**SET TASK**
Omit every picture, then give all the entries again exactly.

********************

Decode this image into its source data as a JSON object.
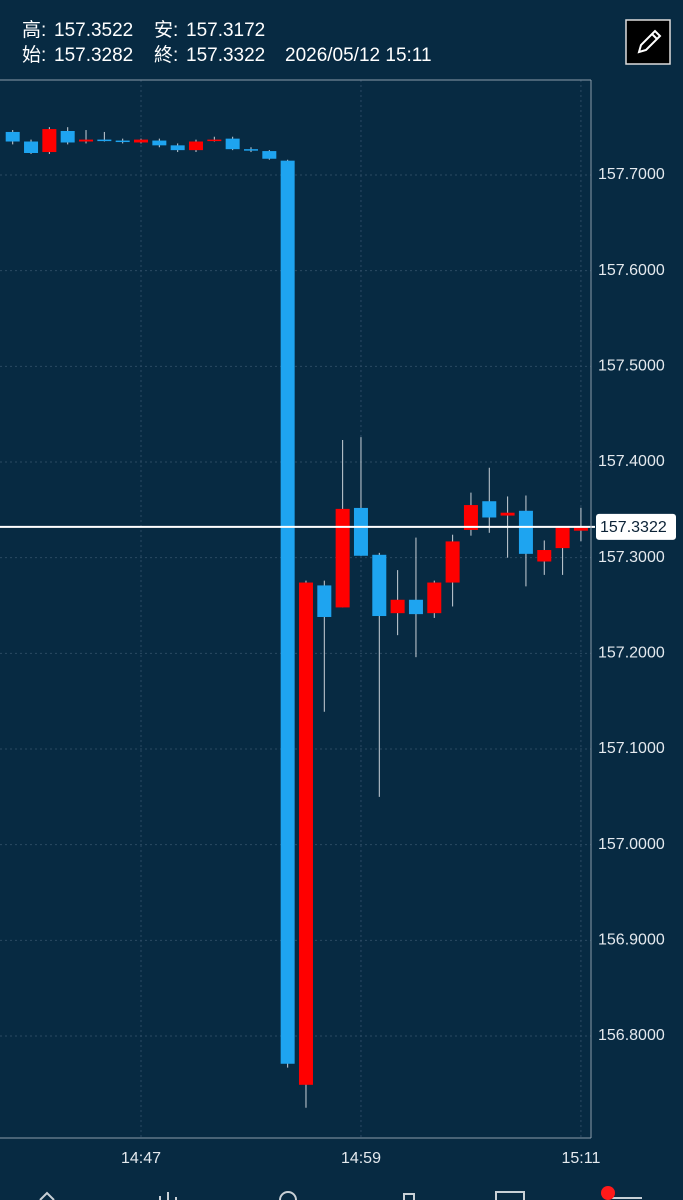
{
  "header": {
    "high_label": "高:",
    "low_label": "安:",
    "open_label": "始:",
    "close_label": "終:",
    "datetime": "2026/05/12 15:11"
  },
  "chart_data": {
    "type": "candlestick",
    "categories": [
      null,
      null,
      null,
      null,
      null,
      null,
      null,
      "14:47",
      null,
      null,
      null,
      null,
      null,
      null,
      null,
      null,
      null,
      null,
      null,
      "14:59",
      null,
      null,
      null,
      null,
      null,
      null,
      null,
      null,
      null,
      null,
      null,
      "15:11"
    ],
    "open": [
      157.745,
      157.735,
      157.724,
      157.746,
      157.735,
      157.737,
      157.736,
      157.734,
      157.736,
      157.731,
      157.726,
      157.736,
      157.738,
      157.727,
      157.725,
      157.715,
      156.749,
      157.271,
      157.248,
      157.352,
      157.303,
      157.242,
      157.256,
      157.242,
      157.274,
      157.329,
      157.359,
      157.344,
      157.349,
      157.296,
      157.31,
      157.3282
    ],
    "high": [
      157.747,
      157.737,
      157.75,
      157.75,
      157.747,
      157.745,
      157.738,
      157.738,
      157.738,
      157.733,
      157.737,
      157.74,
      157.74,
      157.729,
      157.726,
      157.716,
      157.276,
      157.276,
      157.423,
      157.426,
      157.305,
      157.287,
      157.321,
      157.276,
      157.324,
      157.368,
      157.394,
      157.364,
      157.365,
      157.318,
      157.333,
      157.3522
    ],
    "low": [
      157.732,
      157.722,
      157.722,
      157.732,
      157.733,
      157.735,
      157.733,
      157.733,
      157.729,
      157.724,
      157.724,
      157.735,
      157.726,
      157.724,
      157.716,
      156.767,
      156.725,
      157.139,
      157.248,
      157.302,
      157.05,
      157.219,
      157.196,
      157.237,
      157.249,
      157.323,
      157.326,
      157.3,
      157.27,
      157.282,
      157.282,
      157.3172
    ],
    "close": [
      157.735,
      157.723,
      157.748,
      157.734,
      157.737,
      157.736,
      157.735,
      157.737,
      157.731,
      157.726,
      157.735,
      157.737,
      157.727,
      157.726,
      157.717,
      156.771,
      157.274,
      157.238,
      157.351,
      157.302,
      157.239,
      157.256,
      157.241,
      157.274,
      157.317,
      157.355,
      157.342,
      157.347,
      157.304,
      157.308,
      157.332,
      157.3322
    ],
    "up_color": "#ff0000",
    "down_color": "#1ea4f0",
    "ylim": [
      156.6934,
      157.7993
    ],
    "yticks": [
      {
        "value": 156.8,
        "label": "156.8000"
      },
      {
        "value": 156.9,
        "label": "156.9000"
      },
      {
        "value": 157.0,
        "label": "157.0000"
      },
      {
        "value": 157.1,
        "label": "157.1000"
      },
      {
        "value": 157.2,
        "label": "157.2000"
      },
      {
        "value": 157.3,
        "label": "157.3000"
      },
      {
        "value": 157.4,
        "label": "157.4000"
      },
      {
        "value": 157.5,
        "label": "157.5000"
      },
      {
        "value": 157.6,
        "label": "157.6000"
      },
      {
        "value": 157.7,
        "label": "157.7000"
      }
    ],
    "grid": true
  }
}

********************

**ANSWER TO THE PROBLEM**
Decode this image into its source data as a JSON object.
{
  "header": {
    "high_label": "高:",
    "low_label": "安:",
    "open_label": "始:",
    "close_label": "終:",
    "datetime": "2026/05/12 15:11"
  },
  "chart_data": {
    "type": "candlestick",
    "categories": [
      null,
      null,
      null,
      null,
      null,
      null,
      null,
      "14:47",
      null,
      null,
      null,
      null,
      null,
      null,
      null,
      null,
      null,
      null,
      null,
      "14:59",
      null,
      null,
      null,
      null,
      null,
      null,
      null,
      null,
      null,
      null,
      null,
      "15:11"
    ],
    "open": [
      157.745,
      157.735,
      157.724,
      157.746,
      157.735,
      157.737,
      157.736,
      157.734,
      157.736,
      157.731,
      157.726,
      157.736,
      157.738,
      157.727,
      157.725,
      157.715,
      156.749,
      157.271,
      157.248,
      157.352,
      157.303,
      157.242,
      157.256,
      157.242,
      157.274,
      157.329,
      157.359,
      157.344,
      157.349,
      157.296,
      157.31,
      157.3282
    ],
    "high": [
      157.747,
      157.737,
      157.75,
      157.75,
      157.747,
      157.745,
      157.738,
      157.738,
      157.738,
      157.733,
      157.737,
      157.74,
      157.74,
      157.729,
      157.726,
      157.716,
      157.276,
      157.276,
      157.423,
      157.426,
      157.305,
      157.287,
      157.321,
      157.276,
      157.324,
      157.368,
      157.394,
      157.364,
      157.365,
      157.318,
      157.333,
      157.3522
    ],
    "low": [
      157.732,
      157.722,
      157.722,
      157.732,
      157.733,
      157.735,
      157.733,
      157.733,
      157.729,
      157.724,
      157.724,
      157.735,
      157.726,
      157.724,
      157.716,
      156.767,
      156.725,
      157.139,
      157.248,
      157.302,
      157.05,
      157.219,
      157.196,
      157.237,
      157.249,
      157.323,
      157.326,
      157.3,
      157.27,
      157.282,
      157.282,
      157.3172
    ],
    "close": [
      157.735,
      157.723,
      157.748,
      157.734,
      157.737,
      157.736,
      157.735,
      157.737,
      157.731,
      157.726,
      157.735,
      157.737,
      157.727,
      157.726,
      157.717,
      156.771,
      157.274,
      157.238,
      157.351,
      157.302,
      157.239,
      157.256,
      157.241,
      157.274,
      157.317,
      157.355,
      157.342,
      157.347,
      157.304,
      157.308,
      157.332,
      157.3322
    ],
    "up_color": "#ff0000",
    "down_color": "#1ea4f0",
    "ylim": [
      156.6934,
      157.7993
    ],
    "yticks": [
      {
        "value": 156.8,
        "label": "156.8000"
      },
      {
        "value": 156.9,
        "label": "156.9000"
      },
      {
        "value": 157.0,
        "label": "157.0000"
      },
      {
        "value": 157.1,
        "label": "157.1000"
      },
      {
        "value": 157.2,
        "label": "157.2000"
      },
      {
        "value": 157.3,
        "label": "157.3000"
      },
      {
        "value": 157.4,
        "label": "157.4000"
      },
      {
        "value": 157.5,
        "label": "157.5000"
      },
      {
        "value": 157.6,
        "label": "157.6000"
      },
      {
        "value": 157.7,
        "label": "157.7000"
      }
    ],
    "grid": true
  }
}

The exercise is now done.